Written problem:
In the passage about the trial delay, by what date must the parties file a joint notice of their available trial dates?

Excerpted passage:
• • • •
Finally, the government notes that while it is diligently preparing for trial, an imminent change in government counsel is anticipated. Thus, given the government’s strong interest in ensuring continuity in its trial team, coupled with the defendant’s lack of readiness, the government, in good faith, will not oppose the defendant’s continuance. Under such unique time constraints, the government therefore requests that the Court vacate the trial date, without need for a hearing, and set a new trial date and extend the remaining pretrial deadlines by 30 to 45 days. [my emphasis]

The judge in the case, Christopher Cooper, ruled on Wednesday that he will only delay the trial if both sides can fit in his schedule. In his order, he mostly trashed the defense excuses. But he noted that the government, too, should have planned prosecutorial changes accordingly.

The Court will reserve judgment on the Defendant’s 88 Motion to Continue the December 12, 2022 trial date pending receipt of a joint notice, to be filed by November 28, 2022, indicating specific dates on which the parties would be available for trial following a brief continuance. If the parties cannot offer a date that also conforms with the Court’s schedule, the Court will deny the motion and proceed with the scheduled trial. The Court finds that none of the reasons advanced in the Defendant’s motion are grounds for a continuance. This case was charged nearly two years ago, one trial date has already been vacated at the defense’s request, and the present date was set over four months ago. Defense counsel, which now number at least three, have had more than ample time to prepare for trial. The defense has not identified any material evidence that it is lacking, either from the government’s voluminous production of both case-specific and global discovery, or from other public sources. Nor is the pendency of the appeal in U.S. v. Miller an impediment to trial. This and other courts have proceeded with numerous January 6th trials involving the charge at issue in Miller. If the Circuit decides the issue in the defense’s favor, then Mr. Barnett will receive the benefit of that ruling. There is no good reason to halt the trial in the meantime. As for any anticipated change in government trial counsel, the government has been aware of the current trial date for months and should have planned accordingly. That said, the Court would be willing to exercise its discretion and grant a brief continuance should a mutually agreeable date be available. The Court notes, however, that it has a busy docket of both January 6th cases and other matters and therefore may not be able to accommodate the parties’ request. [my emphasis]

Unless and until Dorhmann spins off all her other cases, it won’t be clear whether a change in Barnett’s case indicated she expected to focus more time on Trump or that DOJ wanted to create single reporting lines through Smith (or even whether the change in prosecutorial team involved one of several other prosecutors assigned to the case).
• • • •
Raw data:
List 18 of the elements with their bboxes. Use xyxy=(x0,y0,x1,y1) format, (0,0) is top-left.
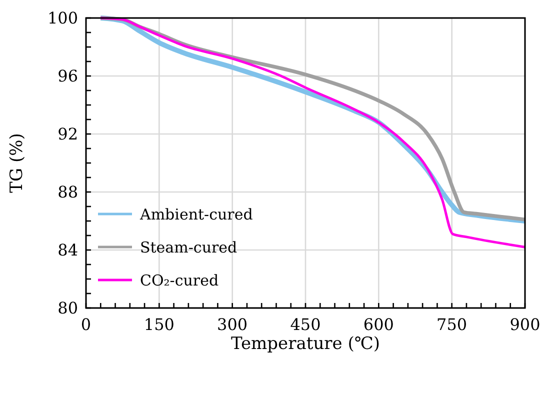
• • • •
In response:
November 28, 2022.